• **Aim of the exercise**
Copy out each line exactly as it appears.
-------- Supplied material
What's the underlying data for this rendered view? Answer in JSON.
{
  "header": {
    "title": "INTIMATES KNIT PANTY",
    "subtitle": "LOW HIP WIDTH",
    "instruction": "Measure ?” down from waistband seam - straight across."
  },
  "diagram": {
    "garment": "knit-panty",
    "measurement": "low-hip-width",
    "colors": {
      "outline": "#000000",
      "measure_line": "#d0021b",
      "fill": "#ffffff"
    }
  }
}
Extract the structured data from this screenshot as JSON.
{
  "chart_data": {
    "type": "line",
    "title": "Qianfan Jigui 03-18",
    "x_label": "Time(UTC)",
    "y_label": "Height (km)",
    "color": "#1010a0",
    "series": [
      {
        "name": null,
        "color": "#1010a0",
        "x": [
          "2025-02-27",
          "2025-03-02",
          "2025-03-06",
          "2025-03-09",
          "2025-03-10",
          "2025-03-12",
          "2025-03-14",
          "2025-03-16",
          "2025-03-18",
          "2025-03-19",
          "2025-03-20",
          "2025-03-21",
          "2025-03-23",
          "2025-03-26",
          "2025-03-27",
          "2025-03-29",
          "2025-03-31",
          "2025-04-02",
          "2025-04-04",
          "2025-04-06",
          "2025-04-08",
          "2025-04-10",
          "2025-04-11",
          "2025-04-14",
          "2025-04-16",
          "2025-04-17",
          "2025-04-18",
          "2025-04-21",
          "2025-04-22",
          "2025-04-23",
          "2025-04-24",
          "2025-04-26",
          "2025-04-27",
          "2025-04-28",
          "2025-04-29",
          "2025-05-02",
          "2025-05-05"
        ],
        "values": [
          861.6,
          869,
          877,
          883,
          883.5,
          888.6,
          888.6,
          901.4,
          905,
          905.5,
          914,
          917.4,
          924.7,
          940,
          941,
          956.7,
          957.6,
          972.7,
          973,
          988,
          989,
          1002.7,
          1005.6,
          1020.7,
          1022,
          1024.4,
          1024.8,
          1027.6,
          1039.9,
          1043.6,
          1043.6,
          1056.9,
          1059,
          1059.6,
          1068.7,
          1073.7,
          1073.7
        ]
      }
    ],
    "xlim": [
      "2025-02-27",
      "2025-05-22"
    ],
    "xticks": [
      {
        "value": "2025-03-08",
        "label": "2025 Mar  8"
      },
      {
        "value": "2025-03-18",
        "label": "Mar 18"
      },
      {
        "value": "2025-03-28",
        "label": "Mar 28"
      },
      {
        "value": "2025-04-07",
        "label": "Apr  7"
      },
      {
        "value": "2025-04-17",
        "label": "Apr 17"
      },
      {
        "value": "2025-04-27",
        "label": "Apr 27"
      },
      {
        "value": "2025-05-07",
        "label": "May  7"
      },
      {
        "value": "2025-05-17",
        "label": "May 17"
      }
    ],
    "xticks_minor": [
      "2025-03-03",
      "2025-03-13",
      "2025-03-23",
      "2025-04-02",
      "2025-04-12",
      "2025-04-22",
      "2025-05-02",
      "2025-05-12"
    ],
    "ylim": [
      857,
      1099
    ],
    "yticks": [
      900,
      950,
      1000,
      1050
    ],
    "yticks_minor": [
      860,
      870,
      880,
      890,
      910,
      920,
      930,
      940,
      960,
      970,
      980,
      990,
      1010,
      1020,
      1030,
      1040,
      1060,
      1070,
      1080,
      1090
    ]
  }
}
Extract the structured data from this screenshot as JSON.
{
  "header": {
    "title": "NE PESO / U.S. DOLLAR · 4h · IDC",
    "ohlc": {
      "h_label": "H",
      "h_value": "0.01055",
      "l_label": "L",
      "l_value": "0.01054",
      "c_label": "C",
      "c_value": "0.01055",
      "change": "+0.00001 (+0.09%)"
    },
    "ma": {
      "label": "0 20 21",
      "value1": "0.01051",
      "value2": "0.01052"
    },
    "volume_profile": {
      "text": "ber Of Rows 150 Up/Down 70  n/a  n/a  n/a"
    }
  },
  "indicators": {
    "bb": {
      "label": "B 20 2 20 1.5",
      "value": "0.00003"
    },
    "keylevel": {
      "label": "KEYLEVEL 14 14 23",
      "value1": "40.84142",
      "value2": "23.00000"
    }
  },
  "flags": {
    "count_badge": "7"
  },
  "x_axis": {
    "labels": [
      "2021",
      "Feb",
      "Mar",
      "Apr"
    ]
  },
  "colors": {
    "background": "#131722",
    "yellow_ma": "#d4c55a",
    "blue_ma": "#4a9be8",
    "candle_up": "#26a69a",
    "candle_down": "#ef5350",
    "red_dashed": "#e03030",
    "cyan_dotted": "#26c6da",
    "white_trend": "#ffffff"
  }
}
----------------
• **Written answer**
What's the underlying data for this rendered view? Answer in JSON.
{
  "header": {
    "title": "INTIMATES KNIT PANTY",
    "subtitle": "LOW HIP WIDTH",
    "instruction": "Measure ?” down from waistband seam - straight across."
  },
  "diagram": {
    "garment": "knit-panty",
    "measurement": "low-hip-width",
    "colors": {
      "outline": "#000000",
      "measure_line": "#d0021b",
      "fill": "#ffffff"
    }
  }
}
Extract the structured data from this screenshot as JSON.
{
  "chart_data": {
    "type": "line",
    "title": "Qianfan Jigui 03-18",
    "x_label": "Time(UTC)",
    "y_label": "Height (km)",
    "color": "#1010a0",
    "series": [
      {
        "name": null,
        "color": "#1010a0",
        "x": [
          "2025-02-27",
          "2025-03-02",
          "2025-03-06",
          "2025-03-09",
          "2025-03-10",
          "2025-03-12",
          "2025-03-14",
          "2025-03-16",
          "2025-03-18",
          "2025-03-19",
          "2025-03-20",
          "2025-03-21",
          "2025-03-23",
          "2025-03-26",
          "2025-03-27",
          "2025-03-29",
          "2025-03-31",
          "2025-04-02",
          "2025-04-04",
          "2025-04-06",
          "2025-04-08",
          "2025-04-10",
          "2025-04-11",
          "2025-04-14",
          "2025-04-16",
          "2025-04-17",
          "2025-04-18",
          "2025-04-21",
          "2025-04-22",
          "2025-04-23",
          "2025-04-24",
          "2025-04-26",
          "2025-04-27",
          "2025-04-28",
          "2025-04-29",
          "2025-05-02",
          "2025-05-05"
        ],
        "values": [
          861.6,
          869,
          877,
          883,
          883.5,
          888.6,
          888.6,
          901.4,
          905,
          905.5,
          914,
          917.4,
          924.7,
          940,
          941,
          956.7,
          957.6,
          972.7,
          973,
          988,
          989,
          1002.7,
          1005.6,
          1020.7,
          1022,
          1024.4,
          1024.8,
          1027.6,
          1039.9,
          1043.6,
          1043.6,
          1056.9,
          1059,
          1059.6,
          1068.7,
          1073.7,
          1073.7
        ]
      }
    ],
    "xlim": [
      "2025-02-27",
      "2025-05-22"
    ],
    "xticks": [
      {
        "value": "2025-03-08",
        "label": "2025 Mar  8"
      },
      {
        "value": "2025-03-18",
        "label": "Mar 18"
      },
      {
        "value": "2025-03-28",
        "label": "Mar 28"
      },
      {
        "value": "2025-04-07",
        "label": "Apr  7"
      },
      {
        "value": "2025-04-17",
        "label": "Apr 17"
      },
      {
        "value": "2025-04-27",
        "label": "Apr 27"
      },
      {
        "value": "2025-05-07",
        "label": "May  7"
      },
      {
        "value": "2025-05-17",
        "label": "May 17"
      }
    ],
    "xticks_minor": [
      "2025-03-03",
      "2025-03-13",
      "2025-03-23",
      "2025-04-02",
      "2025-04-12",
      "2025-04-22",
      "2025-05-02",
      "2025-05-12"
    ],
    "ylim": [
      857,
      1099
    ],
    "yticks": [
      900,
      950,
      1000,
      1050
    ],
    "yticks_minor": [
      860,
      870,
      880,
      890,
      910,
      920,
      930,
      940,
      960,
      970,
      980,
      990,
      1010,
      1020,
      1030,
      1040,
      1060,
      1070,
      1080,
      1090
    ]
  }
}
Extract the structured data from this screenshot as JSON.
{
  "header": {
    "title": "NE PESO / U.S. DOLLAR · 4h · IDC",
    "ohlc": {
      "h_label": "H",
      "h_value": "0.01055",
      "l_label": "L",
      "l_value": "0.01054",
      "c_label": "C",
      "c_value": "0.01055",
      "change": "+0.00001 (+0.09%)"
    },
    "ma": {
      "label": "0 20 21",
      "value1": "0.01051",
      "value2": "0.01052"
    },
    "volume_profile": {
      "text": "ber Of Rows 150 Up/Down 70  n/a  n/a  n/a"
    }
  },
  "indicators": {
    "bb": {
      "label": "B 20 2 20 1.5",
      "value": "0.00003"
    },
    "keylevel": {
      "label": "KEYLEVEL 14 14 23",
      "value1": "40.84142",
      "value2": "23.00000"
    }
  },
  "flags": {
    "count_badge": "7"
  },
  "x_axis": {
    "labels": [
      "2021",
      "Feb",
      "Mar",
      "Apr"
    ]
  },
  "colors": {
    "background": "#131722",
    "yellow_ma": "#d4c55a",
    "blue_ma": "#4a9be8",
    "candle_up": "#26a69a",
    "candle_down": "#ef5350",
    "red_dashed": "#e03030",
    "cyan_dotted": "#26c6da",
    "white_trend": "#ffffff"
  }
}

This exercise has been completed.